[Page text dataset records]
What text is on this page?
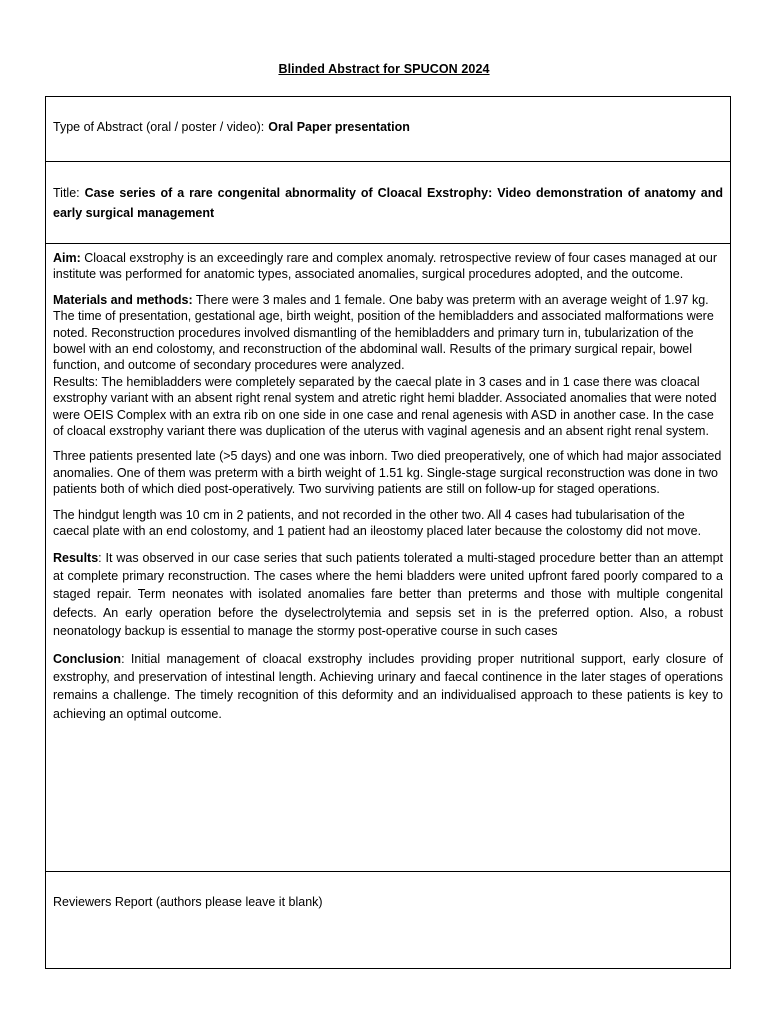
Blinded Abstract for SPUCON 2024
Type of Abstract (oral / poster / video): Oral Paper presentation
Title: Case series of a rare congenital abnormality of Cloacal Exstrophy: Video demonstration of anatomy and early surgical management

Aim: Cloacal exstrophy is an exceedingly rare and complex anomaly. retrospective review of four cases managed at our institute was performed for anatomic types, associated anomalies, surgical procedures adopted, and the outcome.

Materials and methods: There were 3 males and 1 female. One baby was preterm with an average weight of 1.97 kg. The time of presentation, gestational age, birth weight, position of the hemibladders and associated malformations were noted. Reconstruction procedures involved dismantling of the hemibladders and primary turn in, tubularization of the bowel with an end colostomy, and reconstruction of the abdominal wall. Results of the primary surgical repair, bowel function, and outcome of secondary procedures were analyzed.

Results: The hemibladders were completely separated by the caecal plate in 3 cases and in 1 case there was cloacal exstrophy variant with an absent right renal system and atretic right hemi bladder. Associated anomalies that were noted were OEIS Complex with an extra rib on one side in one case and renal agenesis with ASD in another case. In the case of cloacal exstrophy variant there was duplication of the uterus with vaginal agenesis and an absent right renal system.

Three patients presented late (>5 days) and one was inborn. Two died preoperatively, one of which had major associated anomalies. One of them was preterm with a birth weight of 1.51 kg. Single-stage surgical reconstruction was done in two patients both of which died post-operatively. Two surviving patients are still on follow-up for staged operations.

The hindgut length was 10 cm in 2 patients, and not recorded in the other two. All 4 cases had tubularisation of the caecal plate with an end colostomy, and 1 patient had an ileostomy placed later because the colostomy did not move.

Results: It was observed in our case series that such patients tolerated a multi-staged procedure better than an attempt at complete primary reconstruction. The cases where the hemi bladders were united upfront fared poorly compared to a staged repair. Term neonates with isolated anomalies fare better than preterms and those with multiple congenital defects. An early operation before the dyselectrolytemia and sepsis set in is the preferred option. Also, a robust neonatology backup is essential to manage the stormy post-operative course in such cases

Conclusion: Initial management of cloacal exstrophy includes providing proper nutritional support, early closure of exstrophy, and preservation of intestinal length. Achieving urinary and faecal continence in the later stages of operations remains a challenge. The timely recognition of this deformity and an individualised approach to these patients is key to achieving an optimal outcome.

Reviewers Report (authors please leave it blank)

...

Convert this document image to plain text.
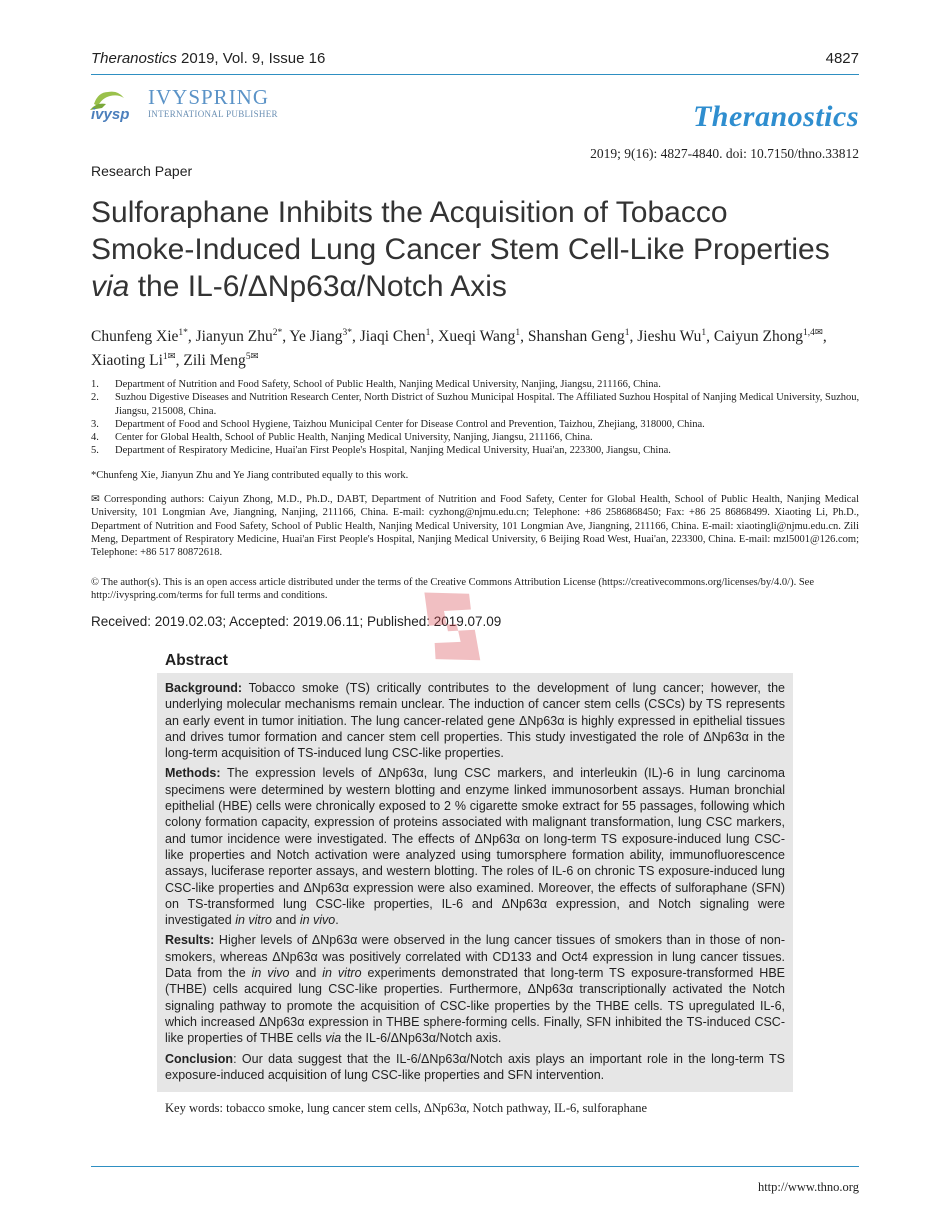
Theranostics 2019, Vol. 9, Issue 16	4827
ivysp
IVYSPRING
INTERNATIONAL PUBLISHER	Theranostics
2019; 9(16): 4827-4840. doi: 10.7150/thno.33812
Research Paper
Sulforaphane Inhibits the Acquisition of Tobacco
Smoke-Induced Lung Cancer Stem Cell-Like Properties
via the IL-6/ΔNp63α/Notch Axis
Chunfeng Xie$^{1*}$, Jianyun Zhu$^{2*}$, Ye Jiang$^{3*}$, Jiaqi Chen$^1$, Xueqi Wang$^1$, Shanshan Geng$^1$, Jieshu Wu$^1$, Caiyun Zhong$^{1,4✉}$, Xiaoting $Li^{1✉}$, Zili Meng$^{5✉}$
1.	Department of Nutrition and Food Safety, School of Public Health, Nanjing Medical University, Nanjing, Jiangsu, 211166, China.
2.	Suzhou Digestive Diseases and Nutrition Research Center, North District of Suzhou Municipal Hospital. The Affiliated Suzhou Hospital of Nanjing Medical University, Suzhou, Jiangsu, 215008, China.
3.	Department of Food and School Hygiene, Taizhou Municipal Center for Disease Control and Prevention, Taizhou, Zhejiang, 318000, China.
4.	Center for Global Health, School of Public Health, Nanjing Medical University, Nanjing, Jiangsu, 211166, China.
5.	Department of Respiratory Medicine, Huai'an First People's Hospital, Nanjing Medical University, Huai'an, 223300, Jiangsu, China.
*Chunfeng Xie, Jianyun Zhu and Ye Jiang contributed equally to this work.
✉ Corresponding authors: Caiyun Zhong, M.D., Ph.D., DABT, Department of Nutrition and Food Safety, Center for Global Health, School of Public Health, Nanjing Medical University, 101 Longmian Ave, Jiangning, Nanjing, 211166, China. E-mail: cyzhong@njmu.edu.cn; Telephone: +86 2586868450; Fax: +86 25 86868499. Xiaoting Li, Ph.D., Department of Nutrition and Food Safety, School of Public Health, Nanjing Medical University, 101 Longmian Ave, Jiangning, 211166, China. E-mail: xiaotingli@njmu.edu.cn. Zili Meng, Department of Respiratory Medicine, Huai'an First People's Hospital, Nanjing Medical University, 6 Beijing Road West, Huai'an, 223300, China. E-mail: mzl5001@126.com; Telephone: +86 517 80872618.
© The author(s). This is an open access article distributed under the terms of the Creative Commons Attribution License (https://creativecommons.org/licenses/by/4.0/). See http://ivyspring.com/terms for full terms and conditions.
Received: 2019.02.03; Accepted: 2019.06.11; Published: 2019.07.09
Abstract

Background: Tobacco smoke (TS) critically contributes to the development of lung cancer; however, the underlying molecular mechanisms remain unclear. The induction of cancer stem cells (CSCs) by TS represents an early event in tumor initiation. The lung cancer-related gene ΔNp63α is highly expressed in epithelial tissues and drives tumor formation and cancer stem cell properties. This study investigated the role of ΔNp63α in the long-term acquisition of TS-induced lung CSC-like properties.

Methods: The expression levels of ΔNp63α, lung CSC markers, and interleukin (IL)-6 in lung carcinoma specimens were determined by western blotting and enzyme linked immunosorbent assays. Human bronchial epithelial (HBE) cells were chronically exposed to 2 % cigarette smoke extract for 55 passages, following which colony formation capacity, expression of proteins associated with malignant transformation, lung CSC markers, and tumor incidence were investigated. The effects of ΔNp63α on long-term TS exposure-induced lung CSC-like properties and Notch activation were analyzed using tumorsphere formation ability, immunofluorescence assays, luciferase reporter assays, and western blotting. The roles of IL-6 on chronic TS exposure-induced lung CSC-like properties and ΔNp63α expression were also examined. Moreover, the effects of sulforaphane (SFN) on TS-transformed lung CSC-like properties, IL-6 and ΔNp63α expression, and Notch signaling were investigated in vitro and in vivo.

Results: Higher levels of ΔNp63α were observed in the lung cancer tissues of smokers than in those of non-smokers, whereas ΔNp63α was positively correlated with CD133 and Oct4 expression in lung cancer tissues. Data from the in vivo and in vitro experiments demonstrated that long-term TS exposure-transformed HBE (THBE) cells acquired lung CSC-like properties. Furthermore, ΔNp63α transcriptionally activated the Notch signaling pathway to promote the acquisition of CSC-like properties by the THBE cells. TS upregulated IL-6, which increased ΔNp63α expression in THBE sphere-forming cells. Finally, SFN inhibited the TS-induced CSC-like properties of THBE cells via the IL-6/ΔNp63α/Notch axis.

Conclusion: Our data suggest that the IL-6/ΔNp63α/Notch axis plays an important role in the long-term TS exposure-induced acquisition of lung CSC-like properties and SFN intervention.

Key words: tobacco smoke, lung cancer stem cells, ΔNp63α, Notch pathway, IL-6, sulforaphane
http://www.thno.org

## Work request
All lines above with the word "Theranostics" need to be reported.

## Exercise output
Theranostics 2019, Vol. 9, Issue 16	4827
INTERNATIONAL PUBLISHER	Theranostics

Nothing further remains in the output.